Il Toro era il toro del paradiso dei Sumeri, il quale compare nei dodici capitoli dell'Epopea di Gilgamesh, trovati durante il secolo scorso a Ninive, tra le rovine del tempio di Nabu e nella biblioteca di Assurbanipal. Indicava l'equinozio di primavera e l'inizio del nuovo anno. Il “nostro” Toro mostra solo la testa che pare emergere da una nuvola. Probabilmente la forma di questa costellazione era diversa in Mesopotamia, ma le similitudini sono molte, a partire dalle stelle che compongono il muso dell'animale: l'ammasso delle Iadi e Aldebaran, una gigante rossa che costituisce l'occhio del Toro.

Il nome Aldebaran in arabo significa capo dei seguaci, cioè del gruppo delle Iadi, ha un diametro 46 volte maggiore del Sole ed è distante 68 anni luce. Le Iadi sono un ammasso di circa 200 stelle, distante da noi 150 anni luce. Vicino osserviamo le Pleiadi, l'ammasso stellare più brillante e famoso di tutto il cielo. Ad occhio nudo, si possono vedere circa sette stelle, mentre con un binocolo, diverse decine. Dell'ammasso, che dista 450 anni luce, fanno parte circa 250 stelle, immerse in una debole luminosità, residuo della nube da cui si sono formate, visibile solo nelle fotografie a lunga esposizione.

Il Leone per i Sumeri indicava il solstizio estivo. Regolo, la stella più brillante della costellazione, una stella bianco-azzurra distante 85 anni luce, era chiamato Sharru (il re) dai Babilonesi. Uno dei motivi più rappresentati nelle decorazioni dei templi era un leone che attacca un toro, in special modo a Persepoli, intorno al 500 a.C.

Il Leone è una costellazione vasta e brillante che contiene molte stelle e galassie interessanti.

^^^^^^^^

**Compiti da svolgere**
[1] Rispondi alle seguenti domande sul brano sulle costellazioni:
(a) A quanti anni luce da noi si trova Aldebaran?
(b) Con quale nome i Babilonesi chiamavano Regolo?
(c) Circa quante stelle fanno parte dell'ammasso delle Pleiadi?
[2] Prosegui il brano sulle costellazioni partendo dopo la sua ultima frase.
L'elenco è materiale a sé, distinto dal brano sulle costellazioni.

**Materiale raccolto**
^^^^^^^^

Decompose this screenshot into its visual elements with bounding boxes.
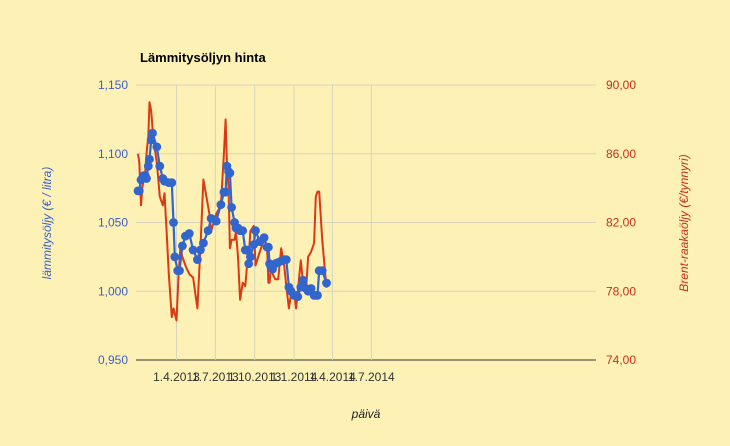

^^^^^^^^

**Risposte ai compiti**
[1]
(a) 68 anni luce.
(b) Sharru, cioè "il re".
(c) Circa 250 stelle.

[2]
Intorno al 17 novembre di ogni anno le
meteore Leonidi sembrano irradiare da un punto vicino a g (gamma) Leonis. Usualmente sono poco numerose, ma in certe occasioni sono state registrate spettacolari tempeste meteoriche, durante le quali sono cadute fino a 100.000 meteore all'ora, come una nevicata celeste.

Lo Scorpione indicava l'equinozio d'autunno, ed era simbolo di ISHHARA, la dea di tutte le regioni disabitate.

Originariamente questa costellazione era molto più grande, ma le stelle che costituivano le chele sono state usate per formare la costellazione della Bilancia. Questa parte del cielo è ricca di ammassi stellari, alcuni visibili anche ad occhio nudo (in notti senza Luna e lontanissimi da centri abitati). Antares, una supergigante rossa con un diametro 300 volte maggiore del Sole e distante da noi 330 anni luce, costituisce il cuore dell'animale.

Acquario - Il solstizio d'inverno tra il 4400 e il 2200 a.C. era indicato dall'acqua che scorre (ancora oggi questa costellazione si trova in una parte del cielo chiamata “acque celesti”), la quale rappresenta EA stesso, del tempo dei Sumeri. EA, dio babilonese delle acque dolci (equivalente del Sumero ENKI) mezzo pesce e mezzo uomo, insegnò all'umanità l'arte dell'agricoltura e la guidò per le vie della ragione e della saggezza. Comunemente era rappresentato sulla cima di un monte sacro, o Ziggurat, mentre versava acqua da due brocche.

Un giorno questa costellazione conterrà l'equinozio di primavera. Questo punto astronomicamente importante, a partire dal quale è misurata l'ascensione retta, si sposterà dai Pesci nell'Acquario, per effetto della precessione degli equinozi, tra circa 600 anni.

Al suo interno è presente NGC 7009, una famosa nebulosa planetaria nota come Nebulosa Saturno, distante da noi 1450 anni luce

 

I prossimi quattro segni sono considerati antichissimi. Essi indicavano i punti cardinali intorno al 6600 - 4400 a.C., molto prima delle civiltà urbane.

Gemelli - È stato il segno più stabile di questo gruppo. L'impressionante coppia di stelle di prima magnitudine fu chiamata i Grandi Gemelli, e simboleggiava LUGALGIRRA e MESLAMTA-EA, i due dei armati preposti a difendere i lati delle porte. Più a sud ci sono i “piccoli gemelli”, in seguito uniti nella stessa costellazione. Tra i primi greci, queste stelle non avevano nome, solo più tardi acquisirono i nomi in vigore anche oggi: Castore e Polluce.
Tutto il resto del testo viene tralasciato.